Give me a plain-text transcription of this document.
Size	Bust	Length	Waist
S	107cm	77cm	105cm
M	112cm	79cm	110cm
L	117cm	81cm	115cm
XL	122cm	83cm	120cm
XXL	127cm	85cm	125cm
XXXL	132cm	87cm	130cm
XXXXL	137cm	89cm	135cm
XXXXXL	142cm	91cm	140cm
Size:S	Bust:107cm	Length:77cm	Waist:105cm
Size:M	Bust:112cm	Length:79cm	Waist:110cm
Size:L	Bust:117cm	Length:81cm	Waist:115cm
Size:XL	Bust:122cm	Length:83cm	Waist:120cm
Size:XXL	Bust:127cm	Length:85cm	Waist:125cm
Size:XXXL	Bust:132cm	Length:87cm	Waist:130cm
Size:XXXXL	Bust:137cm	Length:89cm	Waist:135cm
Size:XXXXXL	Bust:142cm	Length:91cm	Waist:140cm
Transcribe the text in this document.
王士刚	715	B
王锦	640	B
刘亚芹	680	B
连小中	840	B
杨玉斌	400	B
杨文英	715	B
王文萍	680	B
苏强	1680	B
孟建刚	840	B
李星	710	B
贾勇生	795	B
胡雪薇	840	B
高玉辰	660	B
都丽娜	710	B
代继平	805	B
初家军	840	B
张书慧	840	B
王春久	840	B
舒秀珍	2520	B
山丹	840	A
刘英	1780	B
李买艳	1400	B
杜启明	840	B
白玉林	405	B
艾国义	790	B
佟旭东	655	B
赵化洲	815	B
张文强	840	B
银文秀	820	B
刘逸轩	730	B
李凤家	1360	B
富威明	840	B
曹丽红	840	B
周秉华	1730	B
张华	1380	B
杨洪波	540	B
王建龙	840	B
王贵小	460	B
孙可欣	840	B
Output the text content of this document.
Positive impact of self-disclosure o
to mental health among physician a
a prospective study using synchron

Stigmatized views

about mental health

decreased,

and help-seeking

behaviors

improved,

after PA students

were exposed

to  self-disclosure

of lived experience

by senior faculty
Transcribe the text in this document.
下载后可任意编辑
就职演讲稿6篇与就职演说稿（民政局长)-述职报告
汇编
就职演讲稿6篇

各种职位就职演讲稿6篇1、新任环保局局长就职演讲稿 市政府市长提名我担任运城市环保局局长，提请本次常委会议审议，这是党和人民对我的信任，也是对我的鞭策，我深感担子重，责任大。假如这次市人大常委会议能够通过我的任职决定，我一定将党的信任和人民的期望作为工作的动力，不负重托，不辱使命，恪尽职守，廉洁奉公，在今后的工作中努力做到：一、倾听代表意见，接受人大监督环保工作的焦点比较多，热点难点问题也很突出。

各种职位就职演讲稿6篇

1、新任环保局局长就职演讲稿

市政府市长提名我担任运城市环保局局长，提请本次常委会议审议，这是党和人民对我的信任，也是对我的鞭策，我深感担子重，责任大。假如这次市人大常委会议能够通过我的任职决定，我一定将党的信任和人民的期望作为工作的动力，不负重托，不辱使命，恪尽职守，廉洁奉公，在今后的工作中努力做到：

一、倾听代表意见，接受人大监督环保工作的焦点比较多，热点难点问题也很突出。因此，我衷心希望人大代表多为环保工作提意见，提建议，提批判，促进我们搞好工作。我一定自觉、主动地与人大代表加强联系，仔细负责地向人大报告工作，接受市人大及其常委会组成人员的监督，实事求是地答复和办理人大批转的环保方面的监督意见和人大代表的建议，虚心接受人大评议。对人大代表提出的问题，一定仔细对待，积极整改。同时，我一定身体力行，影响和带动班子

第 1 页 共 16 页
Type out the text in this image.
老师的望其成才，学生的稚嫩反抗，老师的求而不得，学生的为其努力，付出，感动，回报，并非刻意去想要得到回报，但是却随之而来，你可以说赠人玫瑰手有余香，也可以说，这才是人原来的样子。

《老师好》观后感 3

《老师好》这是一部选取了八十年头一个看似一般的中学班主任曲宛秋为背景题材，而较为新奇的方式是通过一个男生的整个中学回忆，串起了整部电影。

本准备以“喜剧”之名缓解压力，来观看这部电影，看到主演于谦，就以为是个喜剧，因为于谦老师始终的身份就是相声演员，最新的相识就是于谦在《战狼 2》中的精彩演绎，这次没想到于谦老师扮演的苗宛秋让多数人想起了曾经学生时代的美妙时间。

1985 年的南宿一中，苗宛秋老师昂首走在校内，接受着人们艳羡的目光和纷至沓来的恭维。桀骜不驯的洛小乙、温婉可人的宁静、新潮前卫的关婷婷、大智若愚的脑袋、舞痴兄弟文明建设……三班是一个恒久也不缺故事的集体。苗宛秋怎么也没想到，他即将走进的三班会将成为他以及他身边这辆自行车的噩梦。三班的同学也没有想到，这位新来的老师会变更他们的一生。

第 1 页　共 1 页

--- --- ---

To be done
Return all of the data precisely as it appears.

Response to the exercise
Give me a plain-text transcription of this document.
Size	Bust	Length	Waist
S	107cm	77cm	105cm
M	112cm	79cm	110cm
L	117cm	81cm	115cm
XL	122cm	83cm	120cm
XXL	127cm	85cm	125cm
XXXL	132cm	87cm	130cm
XXXXL	137cm	89cm	135cm
XXXXXL	142cm	91cm	140cm
Size:S	Bust:107cm	Length:77cm	Waist:105cm
Size:M	Bust:112cm	Length:79cm	Waist:110cm
Size:L	Bust:117cm	Length:81cm	Waist:115cm
Size:XL	Bust:122cm	Length:83cm	Waist:120cm
Size:XXL	Bust:127cm	Length:85cm	Waist:125cm
Size:XXXL	Bust:132cm	Length:87cm	Waist:130cm
Size:XXXXL	Bust:137cm	Length:89cm	Waist:135cm
Size:XXXXXL	Bust:142cm	Length:91cm	Waist:140cm
Transcribe the text in this document.
王士刚	715	B
王锦	640	B
刘亚芹	680	B
连小中	840	B
杨玉斌	400	B
杨文英	715	B
王文萍	680	B
苏强	1680	B
孟建刚	840	B
李星	710	B
贾勇生	795	B
胡雪薇	840	B
高玉辰	660	B
都丽娜	710	B
代继平	805	B
初家军	840	B
张书慧	840	B
王春久	840	B
舒秀珍	2520	B
山丹	840	A
刘英	1780	B
李买艳	1400	B
杜启明	840	B
白玉林	405	B
艾国义	790	B
佟旭东	655	B
赵化洲	815	B
张文强	840	B
银文秀	820	B
刘逸轩	730	B
李凤家	1360	B
富威明	840	B
曹丽红	840	B
周秉华	1730	B
张华	1380	B
杨洪波	540	B
王建龙	840	B
王贵小	460	B
孙可欣	840	B
Output the text content of this document.
Positive impact of self-disclosure o
to mental health among physician a
a prospective study using synchron

Stigmatized views

about mental health

decreased,

and help-seeking

behaviors

improved,

after PA students

were exposed

to  self-disclosure

of lived experience

by senior faculty
Transcribe the text in this document.
下载后可任意编辑
就职演讲稿6篇与就职演说稿（民政局长)-述职报告
汇编
就职演讲稿6篇

各种职位就职演讲稿6篇1、新任环保局局长就职演讲稿 市政府市长提名我担任运城市环保局局长，提请本次常委会议审议，这是党和人民对我的信任，也是对我的鞭策，我深感担子重，责任大。假如这次市人大常委会议能够通过我的任职决定，我一定将党的信任和人民的期望作为工作的动力，不负重托，不辱使命，恪尽职守，廉洁奉公，在今后的工作中努力做到：一、倾听代表意见，接受人大监督环保工作的焦点比较多，热点难点问题也很突出。

各种职位就职演讲稿6篇

1、新任环保局局长就职演讲稿

市政府市长提名我担任运城市环保局局长，提请本次常委会议审议，这是党和人民对我的信任，也是对我的鞭策，我深感担子重，责任大。假如这次市人大常委会议能够通过我的任职决定，我一定将党的信任和人民的期望作为工作的动力，不负重托，不辱使命，恪尽职守，廉洁奉公，在今后的工作中努力做到：

一、倾听代表意见，接受人大监督环保工作的焦点比较多，热点难点问题也很突出。因此，我衷心希望人大代表多为环保工作提意见，提建议，提批判，促进我们搞好工作。我一定自觉、主动地与人大代表加强联系，仔细负责地向人大报告工作，接受市人大及其常委会组成人员的监督，实事求是地答复和办理人大批转的环保方面的监督意见和人大代表的建议，虚心接受人大评议。对人大代表提出的问题，一定仔细对待，积极整改。同时，我一定身体力行，影响和带动班子

第 1 页 共 16 页
Type out the text in this image.
老师的望其成才，学生的稚嫩反抗，老师的求而不得，学生的为其努力，付出，感动，回报，并非刻意去想要得到回报，但是却随之而来，你可以说赠人玫瑰手有余香，也可以说，这才是人原来的样子。

《老师好》观后感 3

《老师好》这是一部选取了八十年头一个看似一般的中学班主任曲宛秋为背景题材，而较为新奇的方式是通过一个男生的整个中学回忆，串起了整部电影。

本准备以“喜剧”之名缓解压力，来观看这部电影，看到主演于谦，就以为是个喜剧，因为于谦老师始终的身份就是相声演员，最新的相识就是于谦在《战狼 2》中的精彩演绎，这次没想到于谦老师扮演的苗宛秋让多数人想起了曾经学生时代的美妙时间。

1985 年的南宿一中，苗宛秋老师昂首走在校内，接受着人们艳羡的目光和纷至沓来的恭维。桀骜不驯的洛小乙、温婉可人的宁静、新潮前卫的关婷婷、大智若愚的脑袋、舞痴兄弟文明建设……三班是一个恒久也不缺故事的集体。苗宛秋怎么也没想到，他即将走进的三班会将成为他以及他身边这辆自行车的噩梦。三班的同学也没有想到，这位新来的老师会变更他们的一生。

第 1 页　共 1 页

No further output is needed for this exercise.